(List of tasks)
(1) In the text on query stack traces, what scenario made a complete stack trace impossible to give?
(2) Please rewrite the part of the text on query stack traces that begins at the words "However, I wanted" and stops after "deal with this.", with "built in facility" replaced by "native facility".

(Study text)
►
However, I wanted to use this opportunity to talk about some of the things that take a one day project and stretch it into three months. In this case, the query to line of code is a good feature, because it looks simple. After all, the only thing that I need to do, basically, is just to use the built in facility to get the stack trace, and extrapolate from there. Well, even for the normal case, that is not so easy. There are issues of user experience that play a deciding role in how we are going to deal with this.

But this isn't what was really challenging. The challenging part came from the law of least surprises. That is, if I am providing a stack trace for queries, I should provide them for all queries. As it turned out, there was one scenario in which I am not able to give a complete stack trace. When we are mixing queries generated as a result of a lazy proxy being instantiated. On the whole, this is a minor concern, but it really bugged me. You would get a stack trace that just ended in some weird type that you never seen before.
◄
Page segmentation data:
►
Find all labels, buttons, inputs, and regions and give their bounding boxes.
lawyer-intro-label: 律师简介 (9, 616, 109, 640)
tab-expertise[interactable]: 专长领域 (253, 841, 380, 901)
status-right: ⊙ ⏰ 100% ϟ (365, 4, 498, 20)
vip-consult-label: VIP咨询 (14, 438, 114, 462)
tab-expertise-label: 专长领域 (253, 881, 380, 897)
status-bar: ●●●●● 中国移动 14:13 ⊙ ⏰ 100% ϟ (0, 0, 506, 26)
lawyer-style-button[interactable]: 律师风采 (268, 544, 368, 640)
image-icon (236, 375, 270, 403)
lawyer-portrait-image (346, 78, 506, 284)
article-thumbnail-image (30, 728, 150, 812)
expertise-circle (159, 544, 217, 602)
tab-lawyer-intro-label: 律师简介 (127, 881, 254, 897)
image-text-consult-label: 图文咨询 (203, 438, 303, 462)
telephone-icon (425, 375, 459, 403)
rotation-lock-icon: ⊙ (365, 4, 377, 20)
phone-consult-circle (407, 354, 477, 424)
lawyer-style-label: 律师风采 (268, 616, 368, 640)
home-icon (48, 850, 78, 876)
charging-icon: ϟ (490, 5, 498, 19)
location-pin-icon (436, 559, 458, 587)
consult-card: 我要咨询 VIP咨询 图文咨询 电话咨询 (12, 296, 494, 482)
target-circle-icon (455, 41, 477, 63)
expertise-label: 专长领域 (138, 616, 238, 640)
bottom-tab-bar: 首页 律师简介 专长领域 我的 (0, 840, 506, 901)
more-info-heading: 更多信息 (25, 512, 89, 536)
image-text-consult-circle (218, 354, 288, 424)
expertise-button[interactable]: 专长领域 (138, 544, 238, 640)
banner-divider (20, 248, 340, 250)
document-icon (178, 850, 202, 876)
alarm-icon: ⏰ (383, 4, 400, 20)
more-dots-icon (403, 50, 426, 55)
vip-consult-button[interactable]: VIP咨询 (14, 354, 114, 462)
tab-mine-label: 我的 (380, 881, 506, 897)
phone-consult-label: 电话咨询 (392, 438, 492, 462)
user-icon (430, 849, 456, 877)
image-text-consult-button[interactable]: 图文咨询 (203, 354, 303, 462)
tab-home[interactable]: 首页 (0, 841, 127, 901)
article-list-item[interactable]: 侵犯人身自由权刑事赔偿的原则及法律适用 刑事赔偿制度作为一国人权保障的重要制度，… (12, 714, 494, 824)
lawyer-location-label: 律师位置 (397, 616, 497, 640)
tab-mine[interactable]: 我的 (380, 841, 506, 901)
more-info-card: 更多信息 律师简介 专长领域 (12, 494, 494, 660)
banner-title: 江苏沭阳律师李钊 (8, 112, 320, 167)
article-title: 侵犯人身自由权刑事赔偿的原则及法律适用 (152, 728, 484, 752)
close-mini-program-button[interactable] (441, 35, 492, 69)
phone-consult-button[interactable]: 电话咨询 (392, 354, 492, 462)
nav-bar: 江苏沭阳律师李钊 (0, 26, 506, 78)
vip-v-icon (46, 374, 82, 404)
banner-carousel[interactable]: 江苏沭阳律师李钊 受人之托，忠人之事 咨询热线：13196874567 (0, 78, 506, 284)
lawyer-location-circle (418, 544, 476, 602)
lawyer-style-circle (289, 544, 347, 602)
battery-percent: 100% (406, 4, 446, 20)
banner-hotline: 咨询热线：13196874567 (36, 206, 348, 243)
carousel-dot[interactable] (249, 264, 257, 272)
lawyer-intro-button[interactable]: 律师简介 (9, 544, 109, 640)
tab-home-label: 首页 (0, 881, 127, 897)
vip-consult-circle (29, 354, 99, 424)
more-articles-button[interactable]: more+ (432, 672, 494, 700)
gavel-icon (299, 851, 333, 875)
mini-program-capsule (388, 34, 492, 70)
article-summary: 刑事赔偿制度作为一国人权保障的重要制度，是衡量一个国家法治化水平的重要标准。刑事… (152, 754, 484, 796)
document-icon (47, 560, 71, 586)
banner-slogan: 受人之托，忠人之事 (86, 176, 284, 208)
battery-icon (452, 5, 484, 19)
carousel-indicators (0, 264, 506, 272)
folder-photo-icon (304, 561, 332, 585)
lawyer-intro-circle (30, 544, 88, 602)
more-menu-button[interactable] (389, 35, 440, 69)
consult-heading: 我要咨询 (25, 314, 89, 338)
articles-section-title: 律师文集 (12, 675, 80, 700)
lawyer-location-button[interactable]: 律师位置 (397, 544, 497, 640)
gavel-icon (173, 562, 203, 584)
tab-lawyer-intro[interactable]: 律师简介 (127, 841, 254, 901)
◄
(Results by task)
(1) Mixing in queries generated as a result of a lazy proxy being instantiated.

(2)
However, I wanted to use this opportunity to talk about some of the things that take a one day project and stretch it into three months. In this case, the query to line of code is a good feature, because it looks simple. After all, the only thing that I need to do, basically, is just to use the native facility to get the stack trace, and extrapolate from there. Well, even for the normal case, that is not so easy. There are issues of user experience that play a deciding role in how we are going to deal with this.